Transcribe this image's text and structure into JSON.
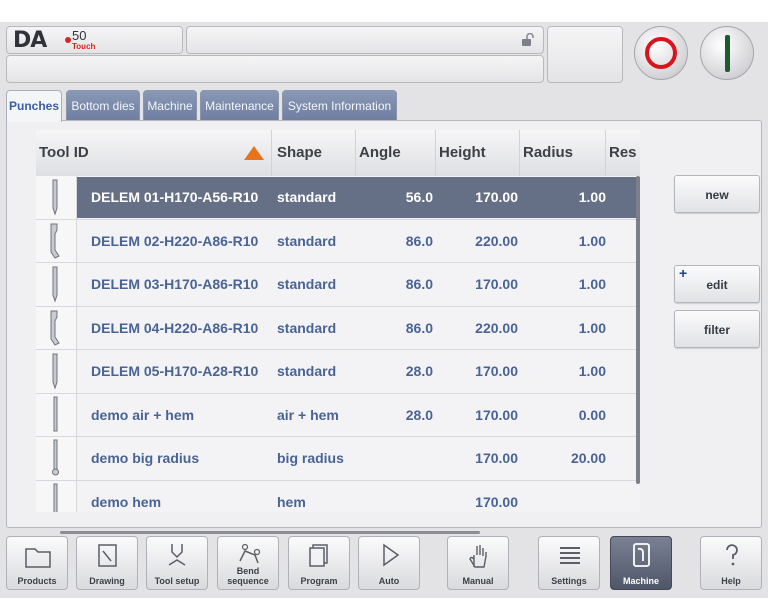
{
  "header": {
    "logo_text": "DA",
    "model_number": "50",
    "model_suffix": "Touch",
    "title": "",
    "status": ""
  },
  "tabs": [
    {
      "label": "Punches",
      "active": true
    },
    {
      "label": "Bottom dies",
      "active": false
    },
    {
      "label": "Machine",
      "active": false
    },
    {
      "label": "Maintenance",
      "active": false
    },
    {
      "label": "System Information",
      "active": false
    }
  ],
  "table": {
    "columns": [
      "Tool ID",
      "Shape",
      "Angle",
      "Height",
      "Radius",
      "Res"
    ],
    "sort_column": "Tool ID",
    "sort_icon": "triangle-up-icon",
    "rows": [
      {
        "id": "DELEM 01-H170-A56-R10",
        "shape": "standard",
        "angle": "56.0",
        "height": "170.00",
        "radius": "1.00",
        "selected": true,
        "profile": "straight"
      },
      {
        "id": "DELEM 02-H220-A86-R10",
        "shape": "standard",
        "angle": "86.0",
        "height": "220.00",
        "radius": "1.00",
        "selected": false,
        "profile": "goose"
      },
      {
        "id": "DELEM 03-H170-A86-R10",
        "shape": "standard",
        "angle": "86.0",
        "height": "170.00",
        "radius": "1.00",
        "selected": false,
        "profile": "straight"
      },
      {
        "id": "DELEM 04-H220-A86-R10",
        "shape": "standard",
        "angle": "86.0",
        "height": "220.00",
        "radius": "1.00",
        "selected": false,
        "profile": "goose"
      },
      {
        "id": "DELEM 05-H170-A28-R10",
        "shape": "standard",
        "angle": "28.0",
        "height": "170.00",
        "radius": "1.00",
        "selected": false,
        "profile": "straight"
      },
      {
        "id": "demo air + hem",
        "shape": "air + hem",
        "angle": "28.0",
        "height": "170.00",
        "radius": "0.00",
        "selected": false,
        "profile": "thin"
      },
      {
        "id": "demo big radius",
        "shape": "big radius",
        "angle": "",
        "height": "170.00",
        "radius": "20.00",
        "selected": false,
        "profile": "round"
      },
      {
        "id": "demo hem",
        "shape": "hem",
        "angle": "",
        "height": "170.00",
        "radius": "",
        "selected": false,
        "profile": "thin"
      }
    ]
  },
  "side_buttons": {
    "new": "new",
    "edit": "edit",
    "edit_marker": "+",
    "filter": "filter"
  },
  "nav": [
    {
      "label": "Products",
      "icon": "folder-icon",
      "active": false
    },
    {
      "label": "Drawing",
      "icon": "drawing-icon",
      "active": false
    },
    {
      "label": "Tool setup",
      "icon": "tool-setup-icon",
      "active": false
    },
    {
      "label": "Bend sequence",
      "icon": "bend-sequence-icon",
      "active": false
    },
    {
      "label": "Program",
      "icon": "program-icon",
      "active": false
    },
    {
      "label": "Auto",
      "icon": "play-icon",
      "active": false
    },
    {
      "label": "Manual",
      "icon": "hand-icon",
      "active": false
    },
    {
      "label": "Settings",
      "icon": "settings-list-icon",
      "active": false
    },
    {
      "label": "Machine",
      "icon": "machine-icon",
      "active": true
    },
    {
      "label": "Help",
      "icon": "help-icon",
      "active": false
    }
  ],
  "colors": {
    "accent": "#4a6395",
    "selected_row": "#657086",
    "sort_arrow": "#e8731e",
    "stop": "#d9141c",
    "start": "#1e5a2f"
  }
}
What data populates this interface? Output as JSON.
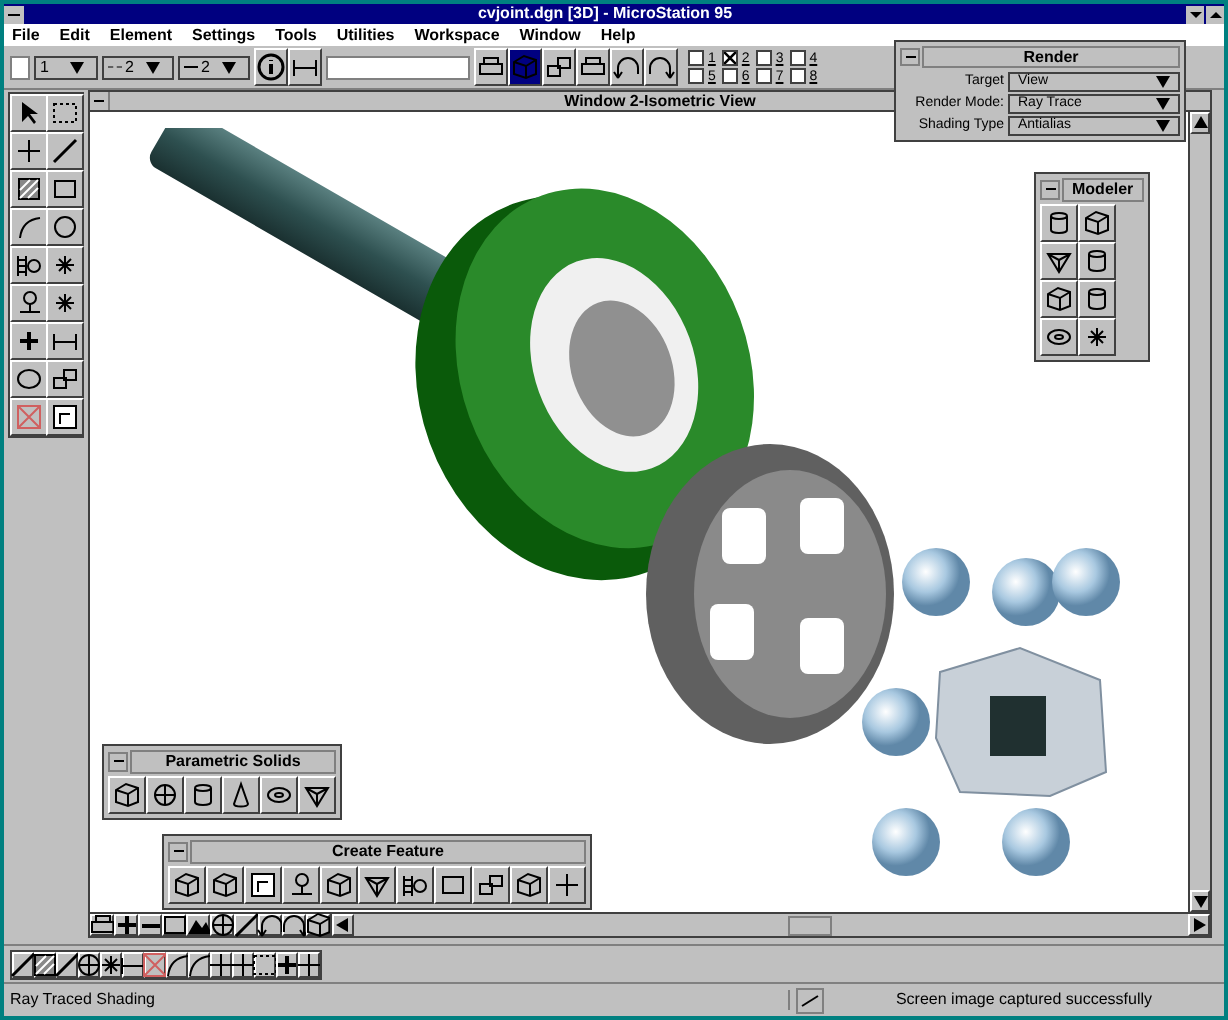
{
  "window": {
    "title": "cvjoint.dgn [3D] - MicroStation 95"
  },
  "menu": [
    "File",
    "Edit",
    "Element",
    "Settings",
    "Tools",
    "Utilities",
    "Workspace",
    "Window",
    "Help"
  ],
  "toolbar": {
    "level": "1",
    "line_style": "2",
    "line_weight": "2",
    "views": [
      {
        "label": "1",
        "checked": false
      },
      {
        "label": "2",
        "checked": true
      },
      {
        "label": "3",
        "checked": false
      },
      {
        "label": "4",
        "checked": false
      },
      {
        "label": "5",
        "checked": false
      },
      {
        "label": "6",
        "checked": false
      },
      {
        "label": "7",
        "checked": false
      },
      {
        "label": "8",
        "checked": false
      }
    ]
  },
  "view_window": {
    "title": "Window 2-Isometric View"
  },
  "render": {
    "title": "Render",
    "fields": [
      {
        "label": "Target",
        "value": "View"
      },
      {
        "label": "Render Mode:",
        "value": "Ray Trace"
      },
      {
        "label": "Shading Type",
        "value": "Antialias"
      }
    ]
  },
  "palettes": [
    {
      "title": "Modeler"
    },
    {
      "title": "Parametric Solids"
    },
    {
      "title": "Create Feature"
    }
  ],
  "status_bar": {
    "message": "Ray Traced Shading",
    "result": "Screen image captured successfully"
  }
}
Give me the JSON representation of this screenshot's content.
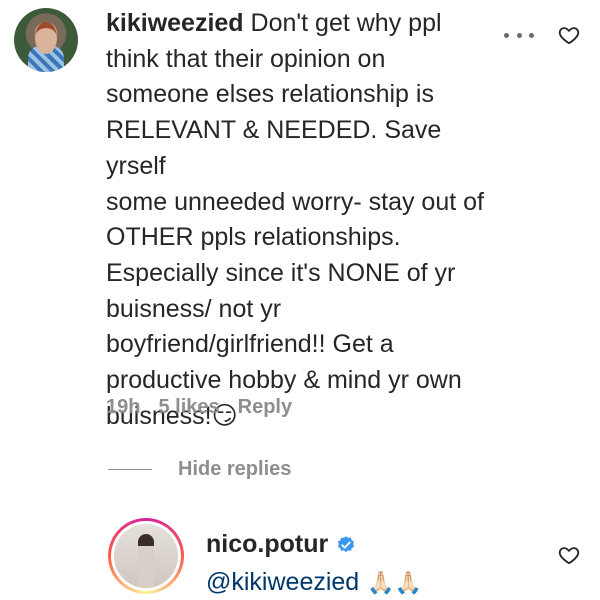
{
  "comment": {
    "username": "kikiweezied",
    "text": "Don't get why ppl\nthink that their opinion on\nsomeone elses relationship is\nRELEVANT & NEEDED. Save yrself\nsome unneeded worry- stay out of\nOTHER ppls relationships.\nEspecially since it's NONE of yr\nbuisness/ not yr\nboyfriend/girlfriend!! Get a\nproductive hobby & mind yr own\nbuisness!",
    "emoji": "😏",
    "time": "19h",
    "likes": "5 likes",
    "reply_label": "Reply",
    "more_icon": "more-horizontal-icon",
    "like_icon": "heart-outline-icon"
  },
  "replies": {
    "toggle_label": "Hide replies"
  },
  "reply": {
    "username": "nico.potur",
    "mention": "@kikiweezied",
    "emoji": "🙏🏻🙏🏻",
    "verified_icon": "verified-badge-icon",
    "like_icon": "heart-outline-icon"
  },
  "colors": {
    "text": "#262626",
    "muted": "#8e8e8e",
    "mention": "#00376b",
    "verified": "#3897f0"
  }
}
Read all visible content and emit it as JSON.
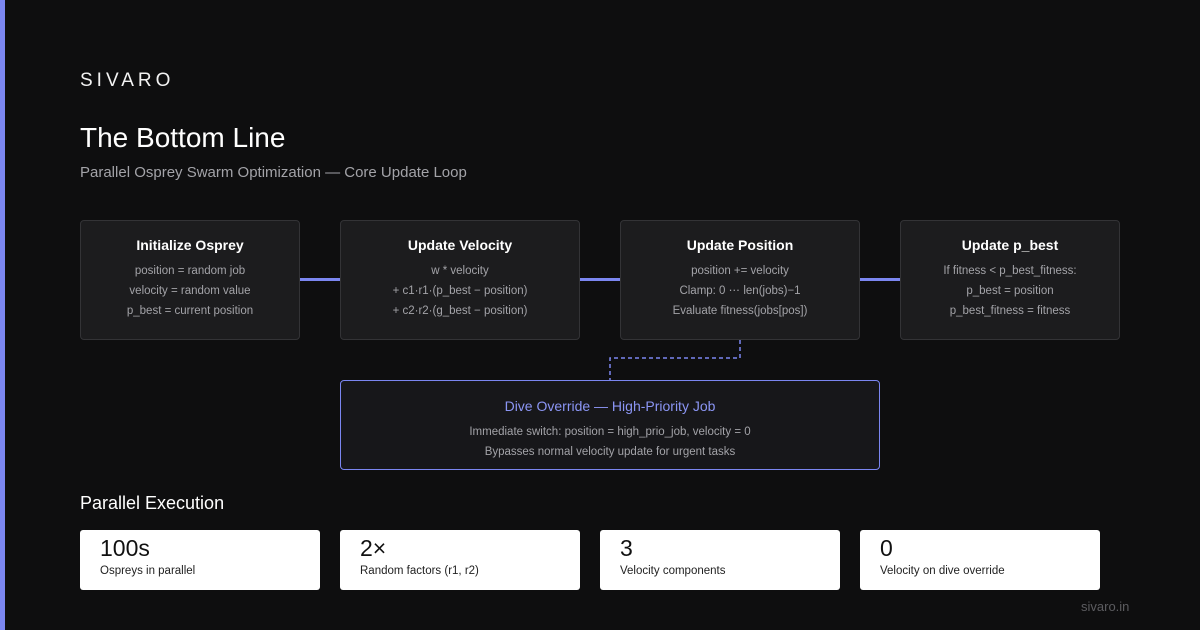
{
  "brand": "SIVARO",
  "title": "The Bottom Line",
  "subtitle": "Parallel Osprey Swarm Optimization — Core Update Loop",
  "steps": [
    {
      "title": "Initialize Osprey",
      "lines": [
        "position = random job",
        "velocity = random value",
        "p_best = current position"
      ]
    },
    {
      "title": "Update Velocity",
      "lines": [
        "w * velocity",
        "+ c1·r1·(p_best − position)",
        "+ c2·r2·(g_best − position)"
      ]
    },
    {
      "title": "Update Position",
      "lines": [
        "position += velocity",
        "Clamp: 0 ⋯ len(jobs)−1",
        "Evaluate fitness(jobs[pos])"
      ]
    },
    {
      "title": "Update p_best",
      "lines": [
        "If fitness < p_best_fitness:",
        "p_best = position",
        "p_best_fitness = fitness"
      ]
    }
  ],
  "dive": {
    "title": "Dive Override — High-Priority Job",
    "lines": [
      "Immediate switch: position = high_prio_job, velocity = 0",
      "Bypasses normal velocity update for urgent tasks"
    ]
  },
  "section_title": "Parallel Execution",
  "stats": [
    {
      "value": "100s",
      "label": "Ospreys in parallel"
    },
    {
      "value": "2×",
      "label": "Random factors (r1, r2)"
    },
    {
      "value": "3",
      "label": "Velocity components"
    },
    {
      "value": "0",
      "label": "Velocity on dive override"
    }
  ],
  "footer": "sivaro.in",
  "colors": {
    "accent": "#7b86f0",
    "background": "#0e0e0f",
    "box": "#1c1c1e",
    "dive_title": "#8b95f4"
  }
}
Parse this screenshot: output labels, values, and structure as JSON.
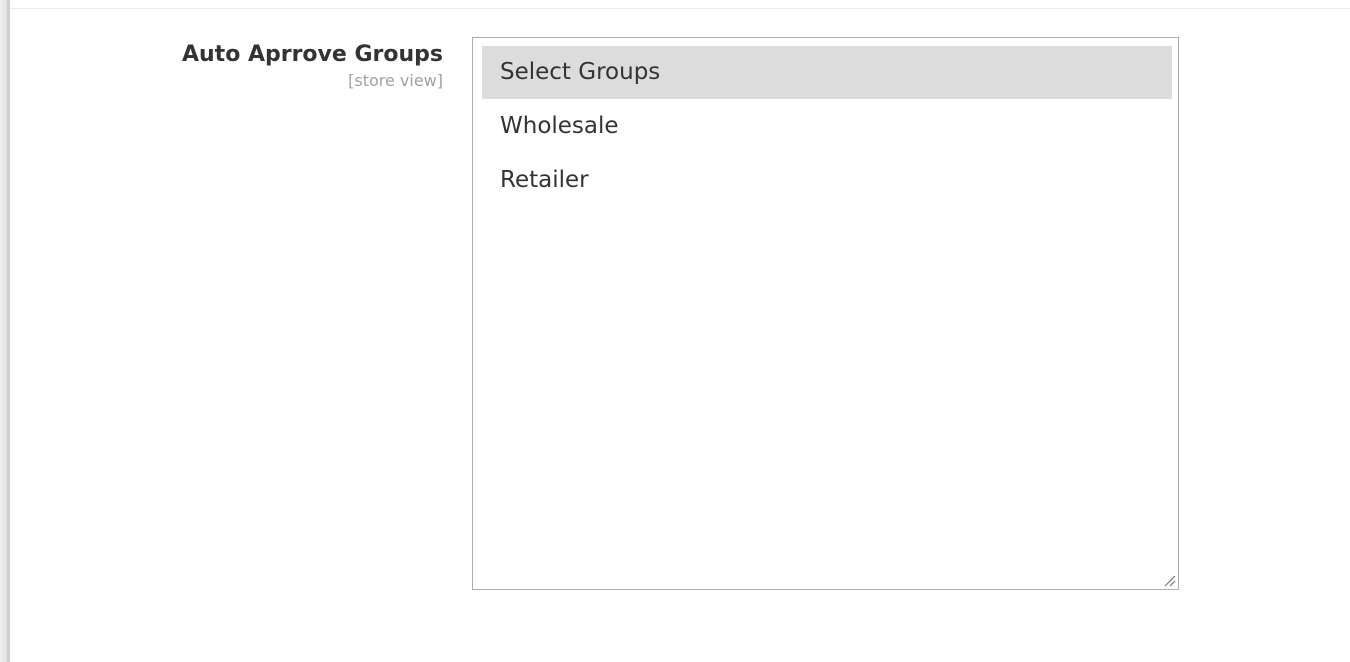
{
  "field": {
    "label": "Auto Aprrove Groups",
    "scope": "[store view]"
  },
  "groups_select": {
    "options": [
      {
        "label": "Select Groups",
        "selected": true
      },
      {
        "label": "Wholesale",
        "selected": false
      },
      {
        "label": "Retailer",
        "selected": false
      }
    ]
  },
  "colors": {
    "selected_option_bg": "#dcdcdc",
    "border": "#adadad",
    "label_text": "#333333",
    "scope_text": "#a0a0a0"
  },
  "icons": {
    "resize": "resize-grip-icon"
  }
}
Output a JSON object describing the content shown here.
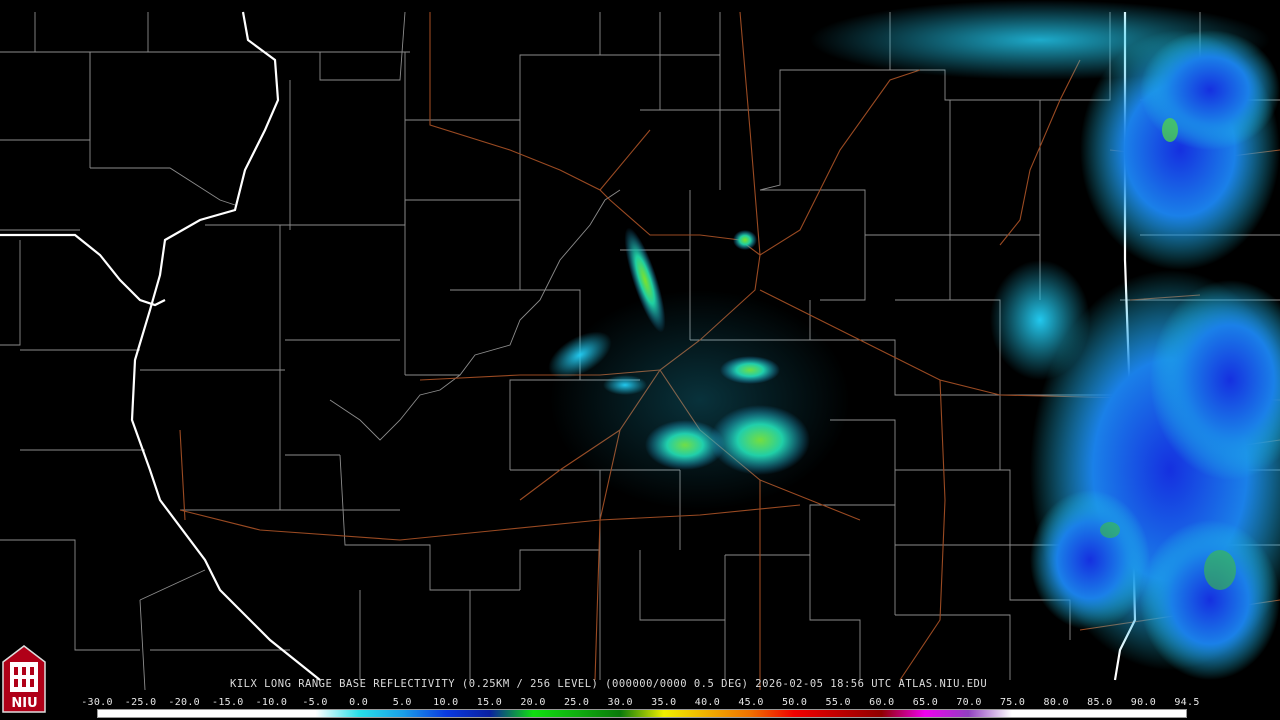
{
  "radar": {
    "caption": "KILX LONG RANGE BASE REFLECTIVITY (0.25KM / 256 LEVEL) (000000/0000 0.5 DEG) 2026-02-05 18:56 UTC  ATLAS.NIU.EDU"
  },
  "legend": {
    "ticks": [
      "-30.0",
      "-25.0",
      "-20.0",
      "-15.0",
      "-10.0",
      "-5.0",
      "0.0",
      "5.0",
      "10.0",
      "15.0",
      "20.0",
      "25.0",
      "30.0",
      "35.0",
      "40.0",
      "45.0",
      "50.0",
      "55.0",
      "60.0",
      "65.0",
      "70.0",
      "75.0",
      "80.0",
      "85.0",
      "90.0",
      "94.5"
    ],
    "colors": [
      "#ffffff",
      "#ffffff",
      "#ffffff",
      "#ffffff",
      "#ffffff",
      "#ffffff",
      "#28e0e8",
      "#1aa0e8",
      "#0a3ae0",
      "#0a20a0",
      "#10e010",
      "#10b010",
      "#0a7a0a",
      "#f0f000",
      "#f0b000",
      "#f07000",
      "#f00000",
      "#c00000",
      "#900000",
      "#f000f0",
      "#9040c0",
      "#ffffff",
      "#ffffff",
      "#ffffff",
      "#ffffff",
      "#ffffff"
    ]
  },
  "logo": {
    "text": "NIU"
  }
}
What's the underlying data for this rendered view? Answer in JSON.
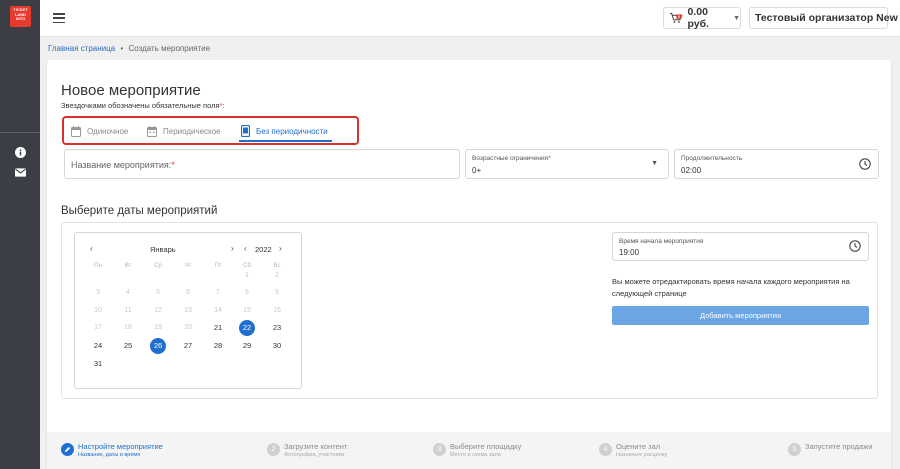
{
  "logo_text": "TICKET LAND INTO",
  "header": {
    "cart_amount": "0.00 руб.",
    "organizer": "Тестовый организатор New"
  },
  "breadcrumb": {
    "home": "Главная страница",
    "separator": "•",
    "current": "Создать мероприятие"
  },
  "form": {
    "title": "Новое мероприятие",
    "required_note": "Звездочками обозначены обязательные поля",
    "required_star": "*",
    "tabs": [
      {
        "label": "Одиночное",
        "active": false
      },
      {
        "label": "Периодическое",
        "active": false
      },
      {
        "label": "Без периодичности",
        "active": true
      }
    ],
    "name_field": {
      "placeholder": "Название мероприятия:",
      "star": "*"
    },
    "age_field": {
      "label": "Возрастные ограничения",
      "star": "*",
      "value": "0+"
    },
    "duration_field": {
      "label": "Продолжительность",
      "value": "02:00"
    }
  },
  "dates_section": {
    "title": "Выберите даты мероприятий",
    "calendar": {
      "month": "Январь",
      "year": "2022",
      "weekdays": [
        "Пн",
        "Вт",
        "Ср",
        "Чт",
        "Пт",
        "Сб",
        "Вс"
      ],
      "weeks": [
        [
          "",
          "",
          "",
          "",
          "",
          "1",
          "2"
        ],
        [
          "3",
          "4",
          "5",
          "6",
          "7",
          "8",
          "9"
        ],
        [
          "10",
          "11",
          "12",
          "13",
          "14",
          "15",
          "16"
        ],
        [
          "17",
          "18",
          "19",
          "20",
          "21",
          "22",
          "23"
        ],
        [
          "24",
          "25",
          "26",
          "27",
          "28",
          "29",
          "30"
        ],
        [
          "31",
          "",
          "",
          "",
          "",
          "",
          ""
        ]
      ],
      "disabled_until": 20,
      "selected": [
        "22",
        "26"
      ]
    },
    "start_time": {
      "label": "Время начала мероприятия",
      "value": "19:00"
    },
    "hint": "Вы можете отредактировать время начала каждого мероприятия на следующей странице",
    "add_button": "Добавить мероприятия"
  },
  "steps": [
    {
      "num": "1",
      "title": "Настройте мероприятие",
      "sub": "Название, даты и время",
      "active": true
    },
    {
      "num": "2",
      "title": "Загрузите контент",
      "sub": "Фотографии, участники",
      "active": false
    },
    {
      "num": "3",
      "title": "Выберите площадку",
      "sub": "Место и схема зала",
      "active": false
    },
    {
      "num": "4",
      "title": "Оцените зал",
      "sub": "Назначьте расценку",
      "active": false
    },
    {
      "num": "5",
      "title": "Запустите продажи",
      "sub": "",
      "active": false
    }
  ],
  "colors": {
    "accent": "#1f6fd1",
    "highlight_border": "#d8312d",
    "button": "#6ba5e4",
    "sidebar": "#3b3f45",
    "logo": "#e8392d"
  }
}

______

Exercise goal: Indicate how many lines of the material include the word "sequence"; the number alone is required.

Exercise output: 2